> _What the exercise asks_:
Please print the full listing exactly.

§

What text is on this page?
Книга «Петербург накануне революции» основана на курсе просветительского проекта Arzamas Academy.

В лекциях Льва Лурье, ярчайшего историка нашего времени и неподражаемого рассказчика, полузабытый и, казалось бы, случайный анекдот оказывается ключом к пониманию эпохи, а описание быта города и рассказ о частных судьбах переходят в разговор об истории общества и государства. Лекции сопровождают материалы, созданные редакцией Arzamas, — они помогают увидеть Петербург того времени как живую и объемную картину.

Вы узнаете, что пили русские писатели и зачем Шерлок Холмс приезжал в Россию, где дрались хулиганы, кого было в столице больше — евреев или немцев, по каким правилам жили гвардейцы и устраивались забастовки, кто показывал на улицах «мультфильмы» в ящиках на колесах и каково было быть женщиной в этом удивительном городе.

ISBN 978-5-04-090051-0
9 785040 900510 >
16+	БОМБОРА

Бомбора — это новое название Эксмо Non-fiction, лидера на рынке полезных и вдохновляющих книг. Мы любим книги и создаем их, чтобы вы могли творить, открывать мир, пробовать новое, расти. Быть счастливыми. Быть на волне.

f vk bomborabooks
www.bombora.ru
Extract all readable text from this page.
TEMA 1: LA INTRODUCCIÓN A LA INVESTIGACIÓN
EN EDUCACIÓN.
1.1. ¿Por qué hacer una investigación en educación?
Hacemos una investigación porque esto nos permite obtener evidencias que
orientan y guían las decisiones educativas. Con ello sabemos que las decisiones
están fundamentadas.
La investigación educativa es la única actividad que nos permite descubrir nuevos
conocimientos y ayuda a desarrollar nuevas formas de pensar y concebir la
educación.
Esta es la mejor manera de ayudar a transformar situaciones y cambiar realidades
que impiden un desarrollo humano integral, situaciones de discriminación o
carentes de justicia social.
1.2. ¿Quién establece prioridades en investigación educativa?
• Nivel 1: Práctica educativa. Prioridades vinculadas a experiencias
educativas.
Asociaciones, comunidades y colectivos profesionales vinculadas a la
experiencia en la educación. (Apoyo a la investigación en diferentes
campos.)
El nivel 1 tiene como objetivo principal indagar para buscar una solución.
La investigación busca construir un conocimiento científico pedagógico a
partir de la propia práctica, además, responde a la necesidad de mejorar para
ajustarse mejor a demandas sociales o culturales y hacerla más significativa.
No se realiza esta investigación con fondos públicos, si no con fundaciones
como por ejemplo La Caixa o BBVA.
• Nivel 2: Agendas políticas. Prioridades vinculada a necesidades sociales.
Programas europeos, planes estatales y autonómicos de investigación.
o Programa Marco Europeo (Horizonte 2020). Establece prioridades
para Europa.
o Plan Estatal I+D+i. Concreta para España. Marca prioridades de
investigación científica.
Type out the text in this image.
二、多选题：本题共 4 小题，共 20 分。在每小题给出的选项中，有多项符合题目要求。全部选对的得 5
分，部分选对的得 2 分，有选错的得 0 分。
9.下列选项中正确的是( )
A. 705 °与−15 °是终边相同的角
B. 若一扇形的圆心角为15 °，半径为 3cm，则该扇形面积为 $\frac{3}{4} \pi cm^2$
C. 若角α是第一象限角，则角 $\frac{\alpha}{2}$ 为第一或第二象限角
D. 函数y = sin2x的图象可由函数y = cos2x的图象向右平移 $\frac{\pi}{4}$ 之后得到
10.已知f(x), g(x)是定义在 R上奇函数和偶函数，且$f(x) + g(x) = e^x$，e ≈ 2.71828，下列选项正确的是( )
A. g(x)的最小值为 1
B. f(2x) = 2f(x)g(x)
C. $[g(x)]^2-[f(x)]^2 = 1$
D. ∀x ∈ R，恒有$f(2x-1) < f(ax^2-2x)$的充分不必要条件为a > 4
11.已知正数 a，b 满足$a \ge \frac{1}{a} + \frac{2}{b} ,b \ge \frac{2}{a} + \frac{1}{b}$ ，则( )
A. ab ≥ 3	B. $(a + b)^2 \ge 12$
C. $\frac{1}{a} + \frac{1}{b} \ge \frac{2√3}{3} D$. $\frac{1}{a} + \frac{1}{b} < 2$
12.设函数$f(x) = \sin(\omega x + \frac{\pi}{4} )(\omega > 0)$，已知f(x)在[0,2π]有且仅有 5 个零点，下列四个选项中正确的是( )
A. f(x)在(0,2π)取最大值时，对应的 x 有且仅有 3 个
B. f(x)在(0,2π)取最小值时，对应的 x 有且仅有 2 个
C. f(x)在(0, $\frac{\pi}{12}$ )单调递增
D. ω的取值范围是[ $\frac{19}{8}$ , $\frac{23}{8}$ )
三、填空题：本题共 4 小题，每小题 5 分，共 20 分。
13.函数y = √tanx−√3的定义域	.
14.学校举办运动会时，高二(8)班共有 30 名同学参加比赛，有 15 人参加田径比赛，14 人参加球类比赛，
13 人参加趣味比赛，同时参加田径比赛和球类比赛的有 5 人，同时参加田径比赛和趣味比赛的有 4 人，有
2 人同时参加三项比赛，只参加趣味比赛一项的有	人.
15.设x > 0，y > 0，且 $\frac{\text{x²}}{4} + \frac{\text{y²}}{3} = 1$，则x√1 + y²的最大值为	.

§

> _Task output_:
What text is on this page?
Книга «Петербург накануне революции» основана на курсе просветительского проекта Arzamas Academy.

В лекциях Льва Лурье, ярчайшего историка нашего времени и неподражаемого рассказчика, полузабытый и, казалось бы, случайный анекдот оказывается ключом к пониманию эпохи, а описание быта города и рассказ о частных судьбах переходят в разговор об истории общества и государства. Лекции сопровождают материалы, созданные редакцией Arzamas, — они помогают увидеть Петербург того времени как живую и объемную картину.

Вы узнаете, что пили русские писатели и зачем Шерлок Холмс приезжал в Россию, где дрались хулиганы, кого было в столице больше — евреев или немцев, по каким правилам жили гвардейцы и устраивались забастовки, кто показывал на улицах «мультфильмы» в ящиках на колесах и каково было быть женщиной в этом удивительном городе.

ISBN 978-5-04-090051-0
9 785040 900510 >
16+	БОМБОРА

Бомбора — это новое название Эксмо Non-fiction, лидера на рынке полезных и вдохновляющих книг. Мы любим книги и создаем их, чтобы вы могли творить, открывать мир, пробовать новое, расти. Быть счастливыми. Быть на волне.

f vk bomborabooks
www.bombora.ru
Extract all readable text from this page.
TEMA 1: LA INTRODUCCIÓN A LA INVESTIGACIÓN
EN EDUCACIÓN.
1.1. ¿Por qué hacer una investigación en educación?
Hacemos una investigación porque esto nos permite obtener evidencias que
orientan y guían las decisiones educativas. Con ello sabemos que las decisiones
están fundamentadas.
La investigación educativa es la única actividad que nos permite descubrir nuevos
conocimientos y ayuda a desarrollar nuevas formas de pensar y concebir la
educación.
Esta es la mejor manera de ayudar a transformar situaciones y cambiar realidades
que impiden un desarrollo humano integral, situaciones de discriminación o
carentes de justicia social.
1.2. ¿Quién establece prioridades en investigación educativa?
• Nivel 1: Práctica educativa. Prioridades vinculadas a experiencias
educativas.
Asociaciones, comunidades y colectivos profesionales vinculadas a la
experiencia en la educación. (Apoyo a la investigación en diferentes
campos.)
El nivel 1 tiene como objetivo principal indagar para buscar una solución.
La investigación busca construir un conocimiento científico pedagógico a
partir de la propia práctica, además, responde a la necesidad de mejorar para
ajustarse mejor a demandas sociales o culturales y hacerla más significativa.
No se realiza esta investigación con fondos públicos, si no con fundaciones
como por ejemplo La Caixa o BBVA.
• Nivel 2: Agendas políticas. Prioridades vinculada a necesidades sociales.
Programas europeos, planes estatales y autonómicos de investigación.
o Programa Marco Europeo (Horizonte 2020). Establece prioridades
para Europa.
o Plan Estatal I+D+i. Concreta para España. Marca prioridades de
investigación científica.
Type out the text in this image.
二、多选题：本题共 4 小题，共 20 分。在每小题给出的选项中，有多项符合题目要求。全部选对的得 5
分，部分选对的得 2 分，有选错的得 0 分。
9.下列选项中正确的是( )
A. 705 °与−15 °是终边相同的角
B. 若一扇形的圆心角为15 °，半径为 3cm，则该扇形面积为 $\frac{3}{4} \pi cm^2$
C. 若角α是第一象限角，则角 $\frac{\alpha}{2}$ 为第一或第二象限角
D. 函数y = sin2x的图象可由函数y = cos2x的图象向右平移 $\frac{\pi}{4}$ 之后得到
10.已知f(x), g(x)是定义在 R上奇函数和偶函数，且$f(x) + g(x) = e^x$，e ≈ 2.71828，下列选项正确的是( )
A. g(x)的最小值为 1
B. f(2x) = 2f(x)g(x)
C. $[g(x)]^2-[f(x)]^2 = 1$
D. ∀x ∈ R，恒有$f(2x-1) < f(ax^2-2x)$的充分不必要条件为a > 4
11.已知正数 a，b 满足$a \ge \frac{1}{a} + \frac{2}{b} ,b \ge \frac{2}{a} + \frac{1}{b}$ ，则( )
A. ab ≥ 3	B. $(a + b)^2 \ge 12$
C. $\frac{1}{a} + \frac{1}{b} \ge \frac{2√3}{3} D$. $\frac{1}{a} + \frac{1}{b} < 2$
12.设函数$f(x) = \sin(\omega x + \frac{\pi}{4} )(\omega > 0)$，已知f(x)在[0,2π]有且仅有 5 个零点，下列四个选项中正确的是( )
A. f(x)在(0,2π)取最大值时，对应的 x 有且仅有 3 个
B. f(x)在(0,2π)取最小值时，对应的 x 有且仅有 2 个
C. f(x)在(0, $\frac{\pi}{12}$ )单调递增
D. ω的取值范围是[ $\frac{19}{8}$ , $\frac{23}{8}$ )
三、填空题：本题共 4 小题，每小题 5 分，共 20 分。
13.函数y = √tanx−√3的定义域	.
14.学校举办运动会时，高二(8)班共有 30 名同学参加比赛，有 15 人参加田径比赛，14 人参加球类比赛，
13 人参加趣味比赛，同时参加田径比赛和球类比赛的有 5 人，同时参加田径比赛和趣味比赛的有 4 人，有
2 人同时参加三项比赛，只参加趣味比赛一项的有	人.
15.设x > 0，y > 0，且 $\frac{\text{x²}}{4} + \frac{\text{y²}}{3} = 1$，则x√1 + y²的最大值为	.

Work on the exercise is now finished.